**Work required**
Extract the complete listing and repeat it word for word.

[Dataset rows]
%%

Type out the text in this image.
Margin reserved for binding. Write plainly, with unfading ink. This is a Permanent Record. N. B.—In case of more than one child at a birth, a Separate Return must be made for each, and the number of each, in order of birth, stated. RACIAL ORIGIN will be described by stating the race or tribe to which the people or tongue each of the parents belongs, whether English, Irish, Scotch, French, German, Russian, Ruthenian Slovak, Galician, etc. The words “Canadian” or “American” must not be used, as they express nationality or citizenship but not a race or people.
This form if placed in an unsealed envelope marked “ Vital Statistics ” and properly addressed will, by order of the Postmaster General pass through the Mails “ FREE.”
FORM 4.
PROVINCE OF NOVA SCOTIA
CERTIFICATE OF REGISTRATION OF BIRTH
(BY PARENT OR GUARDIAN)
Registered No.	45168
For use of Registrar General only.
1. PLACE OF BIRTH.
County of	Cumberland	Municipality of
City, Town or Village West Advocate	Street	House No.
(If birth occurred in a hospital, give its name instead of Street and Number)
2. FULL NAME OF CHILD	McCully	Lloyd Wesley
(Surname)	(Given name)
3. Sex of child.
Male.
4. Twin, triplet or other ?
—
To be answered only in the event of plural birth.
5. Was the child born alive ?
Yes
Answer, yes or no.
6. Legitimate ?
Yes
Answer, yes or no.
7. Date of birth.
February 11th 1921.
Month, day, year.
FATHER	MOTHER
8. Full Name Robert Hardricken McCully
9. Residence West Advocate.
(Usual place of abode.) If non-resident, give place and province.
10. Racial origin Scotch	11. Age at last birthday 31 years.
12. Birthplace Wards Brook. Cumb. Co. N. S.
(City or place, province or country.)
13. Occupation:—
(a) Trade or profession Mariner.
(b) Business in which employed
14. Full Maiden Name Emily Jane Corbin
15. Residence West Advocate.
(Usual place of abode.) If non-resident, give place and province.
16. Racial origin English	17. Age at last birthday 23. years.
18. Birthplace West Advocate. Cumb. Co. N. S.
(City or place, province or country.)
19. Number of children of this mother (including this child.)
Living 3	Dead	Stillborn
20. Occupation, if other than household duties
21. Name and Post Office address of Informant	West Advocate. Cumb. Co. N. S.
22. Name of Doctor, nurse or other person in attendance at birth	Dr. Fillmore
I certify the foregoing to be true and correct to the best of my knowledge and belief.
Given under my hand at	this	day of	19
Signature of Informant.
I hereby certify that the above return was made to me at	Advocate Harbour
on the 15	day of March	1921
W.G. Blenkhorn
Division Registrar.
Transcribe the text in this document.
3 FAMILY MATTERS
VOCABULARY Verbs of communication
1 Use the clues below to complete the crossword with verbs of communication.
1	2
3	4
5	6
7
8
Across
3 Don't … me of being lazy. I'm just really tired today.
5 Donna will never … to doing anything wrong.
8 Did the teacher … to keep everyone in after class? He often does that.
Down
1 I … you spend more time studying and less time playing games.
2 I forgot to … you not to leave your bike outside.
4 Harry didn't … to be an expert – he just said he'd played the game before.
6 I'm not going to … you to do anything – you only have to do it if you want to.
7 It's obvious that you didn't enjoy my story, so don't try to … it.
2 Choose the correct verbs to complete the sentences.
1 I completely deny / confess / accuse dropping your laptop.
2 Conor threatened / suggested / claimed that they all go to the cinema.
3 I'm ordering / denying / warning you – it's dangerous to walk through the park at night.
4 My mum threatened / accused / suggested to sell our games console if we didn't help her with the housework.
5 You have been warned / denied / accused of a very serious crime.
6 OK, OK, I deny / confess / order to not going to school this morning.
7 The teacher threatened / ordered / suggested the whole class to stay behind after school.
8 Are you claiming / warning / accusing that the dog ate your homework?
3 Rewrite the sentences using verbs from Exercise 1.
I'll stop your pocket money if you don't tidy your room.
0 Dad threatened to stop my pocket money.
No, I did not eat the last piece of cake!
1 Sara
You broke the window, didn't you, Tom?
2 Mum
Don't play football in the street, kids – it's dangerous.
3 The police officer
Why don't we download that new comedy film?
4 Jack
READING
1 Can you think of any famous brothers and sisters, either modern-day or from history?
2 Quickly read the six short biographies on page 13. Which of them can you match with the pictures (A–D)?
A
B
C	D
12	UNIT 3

%%

**Final answer**
Type out the text in this image.
Margin reserved for binding. Write plainly, with unfading ink. This is a Permanent Record. N. B.—In case of more than one child at a birth, a Separate Return must be made for each, and the number of each, in order of birth, stated. RACIAL ORIGIN will be described by stating the race or tribe to which the people or tongue each of the parents belongs, whether English, Irish, Scotch, French, German, Russian, Ruthenian Slovak, Galician, etc. The words “Canadian” or “American” must not be used, as they express nationality or citizenship but not a race or people.
This form if placed in an unsealed envelope marked “ Vital Statistics ” and properly addressed will, by order of the Postmaster General pass through the Mails “ FREE.”
FORM 4.
PROVINCE OF NOVA SCOTIA
CERTIFICATE OF REGISTRATION OF BIRTH
(BY PARENT OR GUARDIAN)
Registered No.	45168
For use of Registrar General only.
1. PLACE OF BIRTH.
County of	Cumberland	Municipality of
City, Town or Village West Advocate	Street	House No.
(If birth occurred in a hospital, give its name instead of Street and Number)
2. FULL NAME OF CHILD	McCully	Lloyd Wesley
(Surname)	(Given name)
3. Sex of child.
Male.
4. Twin, triplet or other ?
—
To be answered only in the event of plural birth.
5. Was the child born alive ?
Yes
Answer, yes or no.
6. Legitimate ?
Yes
Answer, yes or no.
7. Date of birth.
February 11th 1921.
Month, day, year.
FATHER	MOTHER
8. Full Name Robert Hardricken McCully
9. Residence West Advocate.
(Usual place of abode.) If non-resident, give place and province.
10. Racial origin Scotch	11. Age at last birthday 31 years.
12. Birthplace Wards Brook. Cumb. Co. N. S.
(City or place, province or country.)
13. Occupation:—
(a) Trade or profession Mariner.
(b) Business in which employed
14. Full Maiden Name Emily Jane Corbin
15. Residence West Advocate.
(Usual place of abode.) If non-resident, give place and province.
16. Racial origin English	17. Age at last birthday 23. years.
18. Birthplace West Advocate. Cumb. Co. N. S.
(City or place, province or country.)
19. Number of children of this mother (including this child.)
Living 3	Dead	Stillborn
20. Occupation, if other than household duties
21. Name and Post Office address of Informant	West Advocate. Cumb. Co. N. S.
22. Name of Doctor, nurse or other person in attendance at birth	Dr. Fillmore
I certify the foregoing to be true and correct to the best of my knowledge and belief.
Given under my hand at	this	day of	19
Signature of Informant.
I hereby certify that the above return was made to me at	Advocate Harbour
on the 15	day of March	1921
W.G. Blenkhorn
Division Registrar.
Transcribe the text in this document.
3 FAMILY MATTERS
VOCABULARY Verbs of communication
1 Use the clues below to complete the crossword with verbs of communication.
1	2
3	4
5	6
7
8
Across
3 Don't … me of being lazy. I'm just really tired today.
5 Donna will never … to doing anything wrong.
8 Did the teacher … to keep everyone in after class? He often does that.
Down
1 I … you spend more time studying and less time playing games.
2 I forgot to … you not to leave your bike outside.
4 Harry didn't … to be an expert – he just said he'd played the game before.
6 I'm not going to … you to do anything – you only have to do it if you want to.
7 It's obvious that you didn't enjoy my story, so don't try to … it.
2 Choose the correct verbs to complete the sentences.
1 I completely deny / confess / accuse dropping your laptop.
2 Conor threatened / suggested / claimed that they all go to the cinema.
3 I'm ordering / denying / warning you – it's dangerous to walk through the park at night.
4 My mum threatened / accused / suggested to sell our games console if we didn't help her with the housework.
5 You have been warned / denied / accused of a very serious crime.
6 OK, OK, I deny / confess / order to not going to school this morning.
7 The teacher threatened / ordered / suggested the whole class to stay behind after school.
8 Are you claiming / warning / accusing that the dog ate your homework?
3 Rewrite the sentences using verbs from Exercise 1.
I'll stop your pocket money if you don't tidy your room.
0 Dad threatened to stop my pocket money.
No, I did not eat the last piece of cake!
1 Sara
You broke the window, didn't you, Tom?
2 Mum
Don't play football in the street, kids – it's dangerous.
3 The police officer
Why don't we download that new comedy film?
4 Jack
READING
1 Can you think of any famous brothers and sisters, either modern-day or from history?
2 Quickly read the six short biographies on page 13. Which of them can you match with the pictures (A–D)?
A
B
C	D
12	UNIT 3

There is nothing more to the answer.